Goal
Update the items from the start of the records up to and including the line with "The opening 78 is at (262, 84)." by replacing "unreeled" with "unwound", and change nothing else. Leave the pictures out of your answer.

[Records]

-=-=-=-=-

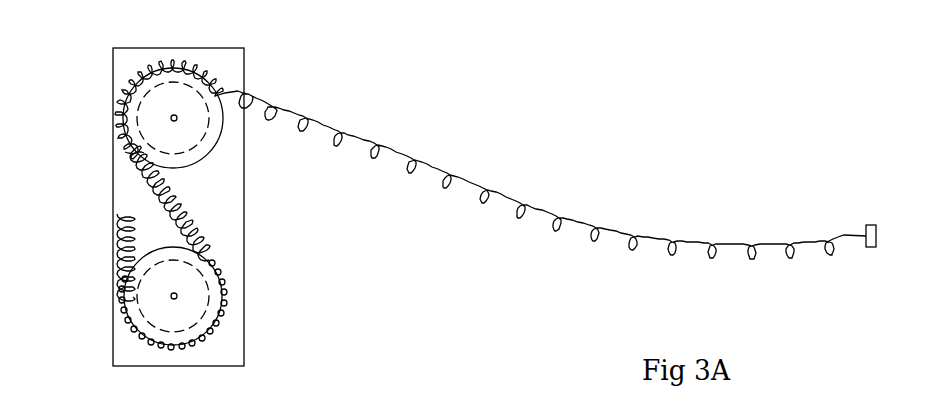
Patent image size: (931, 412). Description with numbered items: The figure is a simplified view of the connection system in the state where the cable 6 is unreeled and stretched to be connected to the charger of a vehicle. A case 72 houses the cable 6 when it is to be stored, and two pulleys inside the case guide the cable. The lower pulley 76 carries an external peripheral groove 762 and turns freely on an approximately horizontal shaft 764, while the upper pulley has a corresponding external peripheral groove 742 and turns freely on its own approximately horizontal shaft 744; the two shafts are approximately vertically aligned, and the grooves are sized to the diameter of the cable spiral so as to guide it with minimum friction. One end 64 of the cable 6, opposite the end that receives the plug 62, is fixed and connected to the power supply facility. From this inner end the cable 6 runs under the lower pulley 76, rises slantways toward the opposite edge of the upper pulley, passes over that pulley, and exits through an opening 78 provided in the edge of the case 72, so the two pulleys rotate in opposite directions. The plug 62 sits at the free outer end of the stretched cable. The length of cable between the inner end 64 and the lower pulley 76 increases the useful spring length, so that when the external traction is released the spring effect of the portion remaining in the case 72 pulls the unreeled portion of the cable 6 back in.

The cable 6 is at (335, 122).
The plug 62 is at (868, 225).
The end of cable 64 is at (117, 214).
The case 72 is at (245, 220).
The external peripheral groove 742 is at (148, 123).
The shaft 744 is at (177, 118).
The lower pulley 76 is at (213, 278).
The external peripheral groove 762 is at (118, 300).
The shaft 764 is at (177, 296).
The opening 78 is at (262, 84).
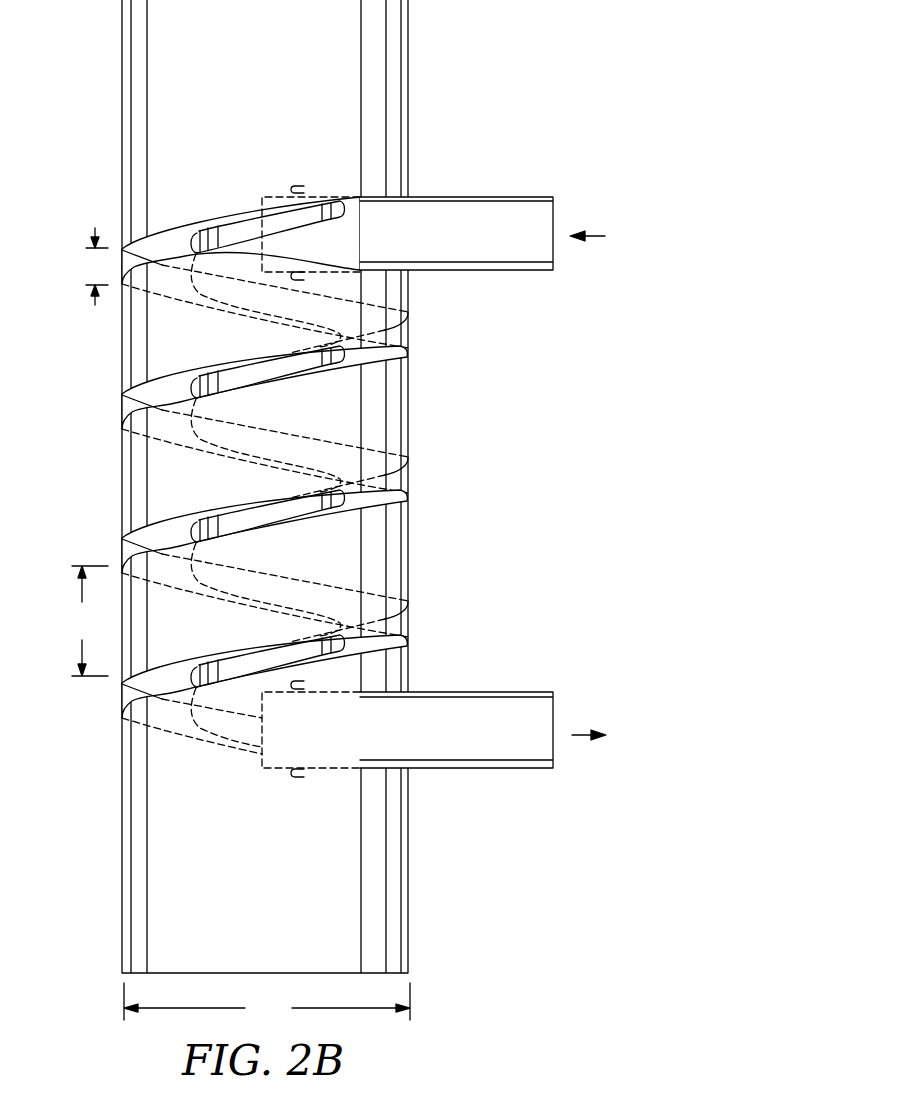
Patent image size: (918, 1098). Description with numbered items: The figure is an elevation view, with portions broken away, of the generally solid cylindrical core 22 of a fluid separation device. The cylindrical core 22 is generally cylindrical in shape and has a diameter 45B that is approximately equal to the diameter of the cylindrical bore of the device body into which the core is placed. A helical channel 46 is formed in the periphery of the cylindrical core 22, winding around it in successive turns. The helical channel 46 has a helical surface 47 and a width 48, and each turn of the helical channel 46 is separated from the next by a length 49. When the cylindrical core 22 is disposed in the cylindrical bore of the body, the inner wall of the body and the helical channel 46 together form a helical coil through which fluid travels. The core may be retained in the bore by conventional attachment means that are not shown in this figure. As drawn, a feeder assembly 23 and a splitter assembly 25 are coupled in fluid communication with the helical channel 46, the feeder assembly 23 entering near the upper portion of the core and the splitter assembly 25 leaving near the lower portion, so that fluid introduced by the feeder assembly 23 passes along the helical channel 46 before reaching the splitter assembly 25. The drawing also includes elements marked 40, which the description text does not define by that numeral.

The cylindrical core 22 is at (278, 97).
The feeder assembly 23 is at (483, 196).
The splitter assembly 25 is at (483, 691).
The sensors 40 is at (299, 273).
The diameter 45B is at (267, 1002).
The helical channel 46 is at (127, 406).
The helical surface 47 is at (216, 232).
The width 48 is at (86, 262).
The length 49 is at (88, 621).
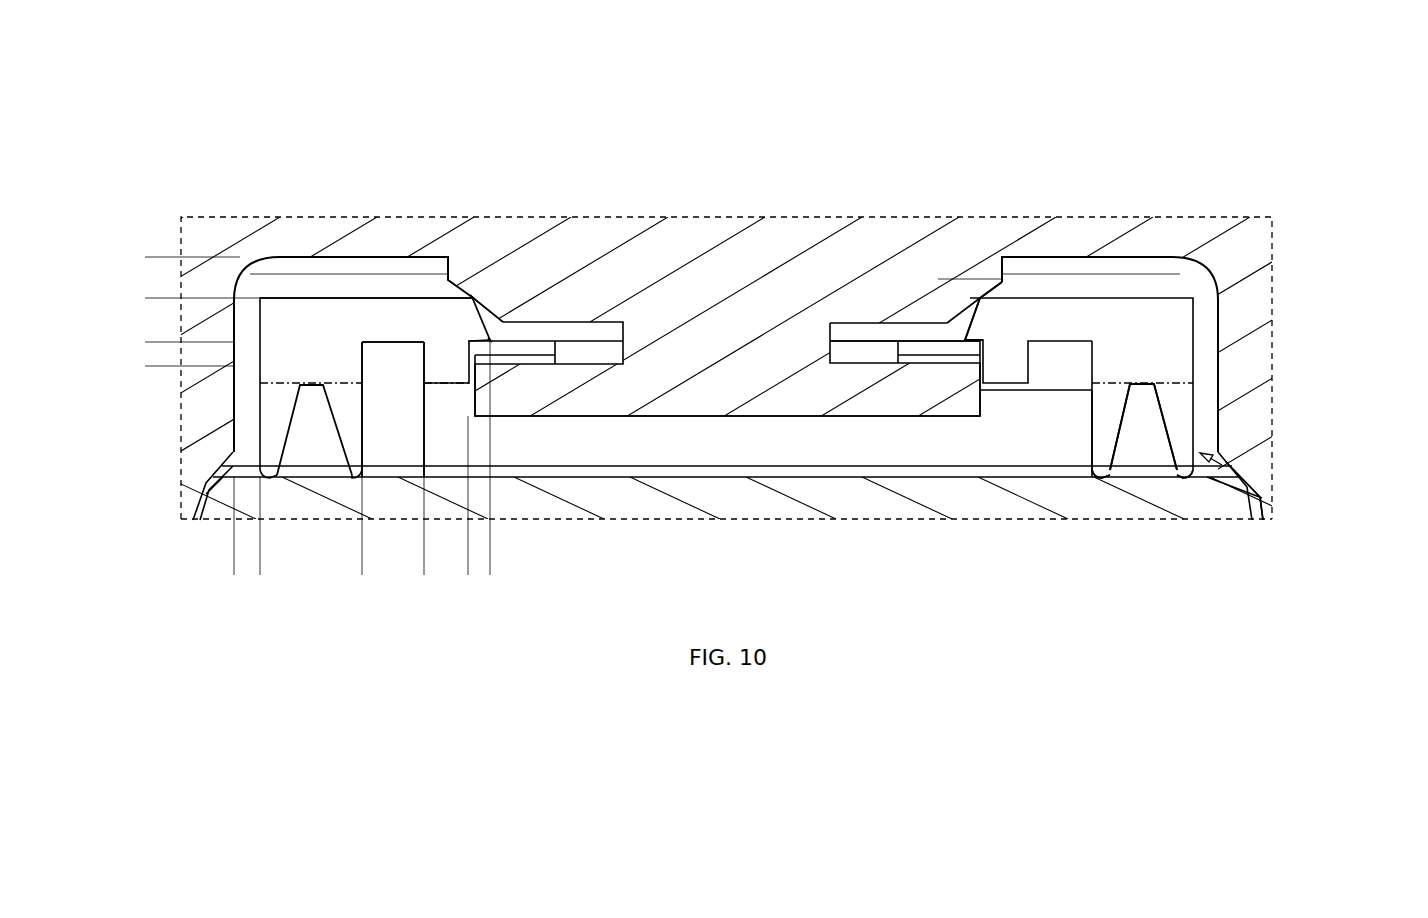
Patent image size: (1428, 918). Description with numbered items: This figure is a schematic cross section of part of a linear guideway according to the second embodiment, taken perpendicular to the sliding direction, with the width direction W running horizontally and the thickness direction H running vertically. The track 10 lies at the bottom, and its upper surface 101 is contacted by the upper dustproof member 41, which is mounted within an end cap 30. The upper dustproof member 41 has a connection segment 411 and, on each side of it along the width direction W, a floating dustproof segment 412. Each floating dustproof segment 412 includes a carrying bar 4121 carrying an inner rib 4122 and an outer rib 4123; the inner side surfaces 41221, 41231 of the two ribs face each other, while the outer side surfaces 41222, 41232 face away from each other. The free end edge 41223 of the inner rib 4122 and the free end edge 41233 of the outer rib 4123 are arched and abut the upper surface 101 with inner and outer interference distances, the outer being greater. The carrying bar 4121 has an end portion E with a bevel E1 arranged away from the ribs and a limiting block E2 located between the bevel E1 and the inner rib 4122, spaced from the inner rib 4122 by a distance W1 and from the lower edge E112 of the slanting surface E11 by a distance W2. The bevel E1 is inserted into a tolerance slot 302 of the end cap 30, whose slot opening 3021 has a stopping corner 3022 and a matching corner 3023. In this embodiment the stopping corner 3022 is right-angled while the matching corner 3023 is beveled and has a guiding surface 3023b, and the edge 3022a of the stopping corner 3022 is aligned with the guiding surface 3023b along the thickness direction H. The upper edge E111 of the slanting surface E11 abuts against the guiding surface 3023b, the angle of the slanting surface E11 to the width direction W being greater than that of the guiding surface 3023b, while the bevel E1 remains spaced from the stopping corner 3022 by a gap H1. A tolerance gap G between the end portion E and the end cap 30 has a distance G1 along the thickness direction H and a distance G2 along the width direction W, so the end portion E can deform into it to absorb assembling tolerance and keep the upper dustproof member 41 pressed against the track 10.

The track 10 is at (729, 514).
The upper surface 101 is at (680, 474).
The end cap 30 is at (740, 222).
The tolerance slot 302 is at (842, 325).
The slot opening 3021 is at (955, 574).
The stopping corner 3022 is at (497, 385).
The edge of the stopping corner 3022a is at (990, 356).
The matching corner 3023 is at (473, 296).
The guiding surface 3023b is at (1010, 290).
The upper dustproof member 41 is at (1340, 83).
The connection segment 411 is at (868, 333).
The floating dustproof segment 412 is at (92, 390).
The carrying bar 4121 is at (280, 373).
The inner rib 4122 is at (350, 410).
The outer rib 4123 is at (270, 442).
The inner side surface of the inner rib 41221 is at (1122, 447).
The outer side surface of the inner rib 41222 is at (1085, 432).
The free end edge of the inner rib 41223 is at (1100, 478).
The inner side surface of the outer rib 41231 is at (1160, 455).
The outer side surface of the outer rib 41232 is at (1262, 498).
The free end edge of the outer rib 41233 is at (1185, 477).
The end portion E is at (363, 303).
The bevel E1 is at (475, 326).
The slanting surface E11 is at (490, 308).
The upper edge of the slanting surface E111 is at (480, 287).
The lower edge of the slanting surface E112 is at (500, 333).
The limiting block E2 is at (433, 372).
The tolerance gap G is at (307, 278).
The distance of the tolerance gap along the thickness direction G1 is at (150, 257).
The distance of the tolerance gap along the width direction G2 is at (260, 568).
The thickness direction H is at (130, 500).
The gap H1 is at (150, 318).
The width direction W is at (170, 633).
The distance between limiting block and inner rib W1 is at (362, 568).
The distance between limiting block and lower edge W2 is at (440, 568).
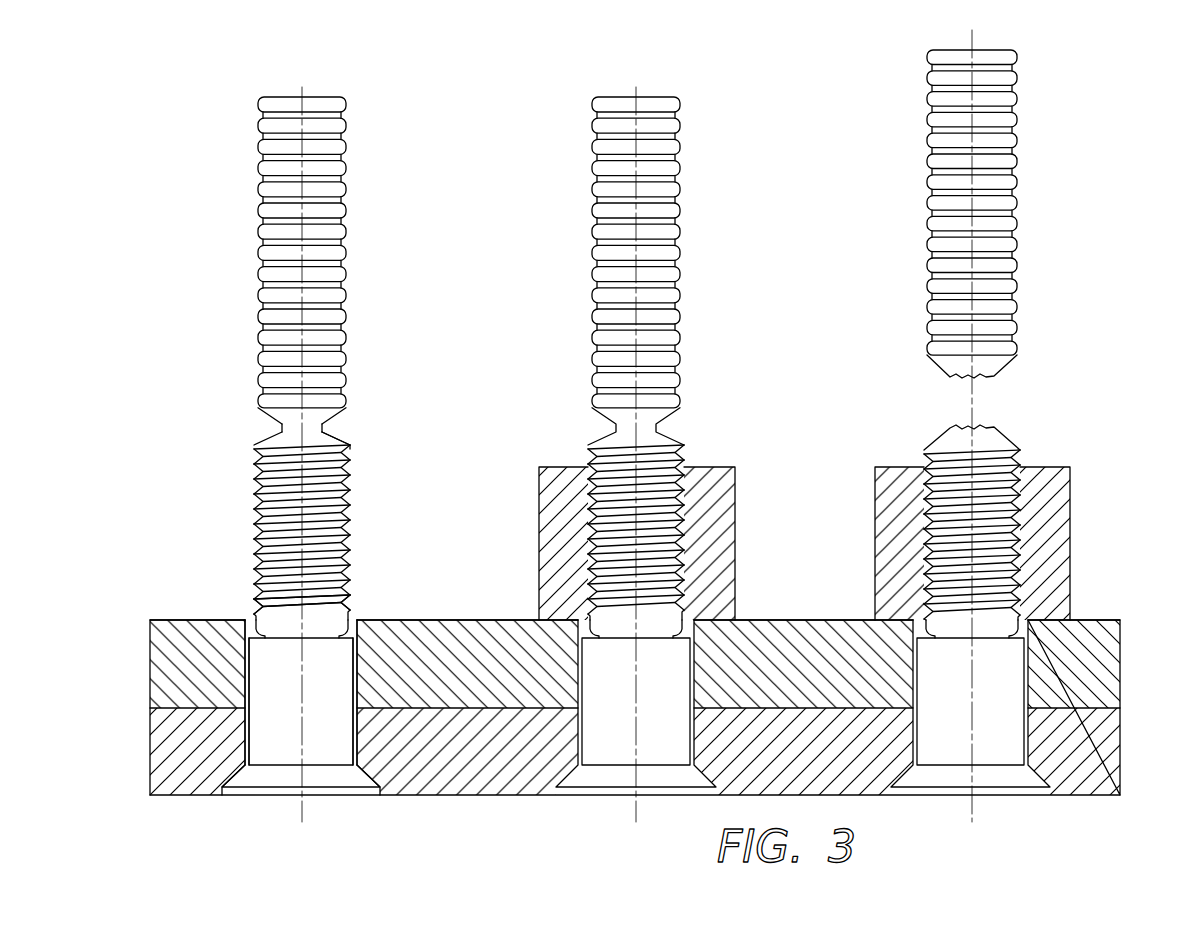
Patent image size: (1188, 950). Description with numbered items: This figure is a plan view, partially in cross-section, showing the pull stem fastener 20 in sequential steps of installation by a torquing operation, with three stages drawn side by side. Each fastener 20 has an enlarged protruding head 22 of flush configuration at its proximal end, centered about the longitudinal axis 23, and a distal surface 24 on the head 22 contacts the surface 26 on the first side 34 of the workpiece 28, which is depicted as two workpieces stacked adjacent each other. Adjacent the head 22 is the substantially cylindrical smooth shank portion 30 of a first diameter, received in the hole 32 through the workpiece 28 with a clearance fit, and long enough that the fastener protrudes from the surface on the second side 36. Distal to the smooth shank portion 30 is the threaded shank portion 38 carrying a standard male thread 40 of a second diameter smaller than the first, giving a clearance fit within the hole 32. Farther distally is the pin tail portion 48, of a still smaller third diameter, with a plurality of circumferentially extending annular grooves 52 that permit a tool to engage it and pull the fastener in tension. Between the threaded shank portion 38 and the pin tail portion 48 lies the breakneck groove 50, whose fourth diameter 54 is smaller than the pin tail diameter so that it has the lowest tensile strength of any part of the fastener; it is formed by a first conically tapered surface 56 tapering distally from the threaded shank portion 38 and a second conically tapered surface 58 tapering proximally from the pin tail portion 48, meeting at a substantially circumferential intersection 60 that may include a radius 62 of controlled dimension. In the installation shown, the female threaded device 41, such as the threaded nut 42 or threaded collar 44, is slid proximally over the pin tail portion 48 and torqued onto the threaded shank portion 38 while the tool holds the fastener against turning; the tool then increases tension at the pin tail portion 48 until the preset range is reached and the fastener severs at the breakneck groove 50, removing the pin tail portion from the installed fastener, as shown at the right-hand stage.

-=-=-=-=-

Response for this exercise
Patent image size: (931, 412). Description with numbered items: The figure is a simplified view of the connection system in the state where the cable 6 is unwound and stretched to be connected to the charger of a vehicle. A case 72 houses the cable 6 when it is to be stored, and two pulleys inside the case guide the cable. The lower pulley 76 carries an external peripheral groove 762 and turns freely on an approximately horizontal shaft 764, while the upper pulley has a corresponding external peripheral groove 742 and turns freely on its own approximately horizontal shaft 744; the two shafts are approximately vertically aligned, and the grooves are sized to the diameter of the cable spiral so as to guide it with minimum friction. One end 64 of the cable 6, opposite the end that receives the plug 62, is fixed and connected to the power supply facility. From this inner end the cable 6 runs under the lower pulley 76, rises slantways toward the opposite edge of the upper pulley, passes over that pulley, and exits through an opening 78 provided in the edge of the case 72, so the two pulleys rotate in opposite directions. The plug 62 sits at the free outer end of the stretched cable. The length of cable between the inner end 64 and the lower pulley 76 increases the useful spring length, so that when the external traction is released the spring effect of the portion remaining in the case 72 pulls the unwound portion of the cable 6 back in.

The cable 6 is at (335, 122).
The plug 62 is at (868, 225).
The end of cable 64 is at (117, 214).
The case 72 is at (245, 220).
The external peripheral groove 742 is at (148, 123).
The shaft 744 is at (177, 118).
The lower pulley 76 is at (213, 278).
The external peripheral groove 762 is at (118, 300).
The shaft 764 is at (177, 296).
The opening 78 is at (262, 84).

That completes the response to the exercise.